> _EXERCISE INPUTS_

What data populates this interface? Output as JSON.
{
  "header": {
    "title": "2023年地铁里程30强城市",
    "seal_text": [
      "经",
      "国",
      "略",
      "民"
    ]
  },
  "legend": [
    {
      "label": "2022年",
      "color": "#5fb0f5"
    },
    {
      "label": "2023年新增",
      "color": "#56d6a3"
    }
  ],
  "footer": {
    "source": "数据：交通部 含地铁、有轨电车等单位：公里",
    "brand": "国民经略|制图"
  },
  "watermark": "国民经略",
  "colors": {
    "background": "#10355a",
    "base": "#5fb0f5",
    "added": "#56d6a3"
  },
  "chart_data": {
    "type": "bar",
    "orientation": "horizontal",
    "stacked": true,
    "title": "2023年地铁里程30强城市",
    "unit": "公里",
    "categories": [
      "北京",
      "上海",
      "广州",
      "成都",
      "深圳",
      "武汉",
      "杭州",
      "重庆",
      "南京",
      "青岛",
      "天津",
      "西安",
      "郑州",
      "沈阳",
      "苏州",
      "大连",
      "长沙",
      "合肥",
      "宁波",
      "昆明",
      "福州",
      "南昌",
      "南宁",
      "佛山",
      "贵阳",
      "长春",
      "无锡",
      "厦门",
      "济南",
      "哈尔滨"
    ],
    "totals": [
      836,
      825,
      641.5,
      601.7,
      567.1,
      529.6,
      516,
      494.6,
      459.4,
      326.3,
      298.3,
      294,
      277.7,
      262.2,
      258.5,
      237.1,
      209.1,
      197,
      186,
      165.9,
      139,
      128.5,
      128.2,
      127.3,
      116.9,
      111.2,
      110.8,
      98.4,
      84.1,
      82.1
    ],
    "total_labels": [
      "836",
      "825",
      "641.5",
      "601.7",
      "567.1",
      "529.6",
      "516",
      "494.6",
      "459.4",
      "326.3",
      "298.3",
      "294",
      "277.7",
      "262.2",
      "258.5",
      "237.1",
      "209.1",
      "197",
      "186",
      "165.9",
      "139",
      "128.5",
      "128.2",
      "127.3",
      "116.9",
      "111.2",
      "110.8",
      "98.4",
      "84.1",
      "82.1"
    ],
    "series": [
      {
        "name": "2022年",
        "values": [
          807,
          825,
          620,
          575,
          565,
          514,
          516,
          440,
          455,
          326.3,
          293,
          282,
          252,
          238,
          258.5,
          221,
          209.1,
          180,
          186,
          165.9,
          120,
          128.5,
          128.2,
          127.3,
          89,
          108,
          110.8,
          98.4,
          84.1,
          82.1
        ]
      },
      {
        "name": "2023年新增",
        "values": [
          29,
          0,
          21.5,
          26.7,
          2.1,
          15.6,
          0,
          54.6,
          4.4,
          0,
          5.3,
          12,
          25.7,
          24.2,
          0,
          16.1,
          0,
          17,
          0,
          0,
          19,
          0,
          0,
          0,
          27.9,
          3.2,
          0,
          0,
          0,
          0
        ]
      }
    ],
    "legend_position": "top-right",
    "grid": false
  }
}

> _YOUR OBJECTIVE_
All of the records must be retyped exactly as they are.

> _OUTPUT BELOW_
What data populates this interface? Output as JSON.
{
  "header": {
    "title": "2023年地铁里程30强城市",
    "seal_text": [
      "经",
      "国",
      "略",
      "民"
    ]
  },
  "legend": [
    {
      "label": "2022年",
      "color": "#5fb0f5"
    },
    {
      "label": "2023年新增",
      "color": "#56d6a3"
    }
  ],
  "footer": {
    "source": "数据：交通部 含地铁、有轨电车等单位：公里",
    "brand": "国民经略|制图"
  },
  "watermark": "国民经略",
  "colors": {
    "background": "#10355a",
    "base": "#5fb0f5",
    "added": "#56d6a3"
  },
  "chart_data": {
    "type": "bar",
    "orientation": "horizontal",
    "stacked": true,
    "title": "2023年地铁里程30强城市",
    "unit": "公里",
    "categories": [
      "北京",
      "上海",
      "广州",
      "成都",
      "深圳",
      "武汉",
      "杭州",
      "重庆",
      "南京",
      "青岛",
      "天津",
      "西安",
      "郑州",
      "沈阳",
      "苏州",
      "大连",
      "长沙",
      "合肥",
      "宁波",
      "昆明",
      "福州",
      "南昌",
      "南宁",
      "佛山",
      "贵阳",
      "长春",
      "无锡",
      "厦门",
      "济南",
      "哈尔滨"
    ],
    "totals": [
      836,
      825,
      641.5,
      601.7,
      567.1,
      529.6,
      516,
      494.6,
      459.4,
      326.3,
      298.3,
      294,
      277.7,
      262.2,
      258.5,
      237.1,
      209.1,
      197,
      186,
      165.9,
      139,
      128.5,
      128.2,
      127.3,
      116.9,
      111.2,
      110.8,
      98.4,
      84.1,
      82.1
    ],
    "total_labels": [
      "836",
      "825",
      "641.5",
      "601.7",
      "567.1",
      "529.6",
      "516",
      "494.6",
      "459.4",
      "326.3",
      "298.3",
      "294",
      "277.7",
      "262.2",
      "258.5",
      "237.1",
      "209.1",
      "197",
      "186",
      "165.9",
      "139",
      "128.5",
      "128.2",
      "127.3",
      "116.9",
      "111.2",
      "110.8",
      "98.4",
      "84.1",
      "82.1"
    ],
    "series": [
      {
        "name": "2022年",
        "values": [
          807,
          825,
          620,
          575,
          565,
          514,
          516,
          440,
          455,
          326.3,
          293,
          282,
          252,
          238,
          258.5,
          221,
          209.1,
          180,
          186,
          165.9,
          120,
          128.5,
          128.2,
          127.3,
          89,
          108,
          110.8,
          98.4,
          84.1,
          82.1
        ]
      },
      {
        "name": "2023年新增",
        "values": [
          29,
          0,
          21.5,
          26.7,
          2.1,
          15.6,
          0,
          54.6,
          4.4,
          0,
          5.3,
          12,
          25.7,
          24.2,
          0,
          16.1,
          0,
          17,
          0,
          0,
          19,
          0,
          0,
          0,
          27.9,
          3.2,
          0,
          0,
          0,
          0
        ]
      }
    ],
    "legend_position": "top-right",
    "grid": false
  }
}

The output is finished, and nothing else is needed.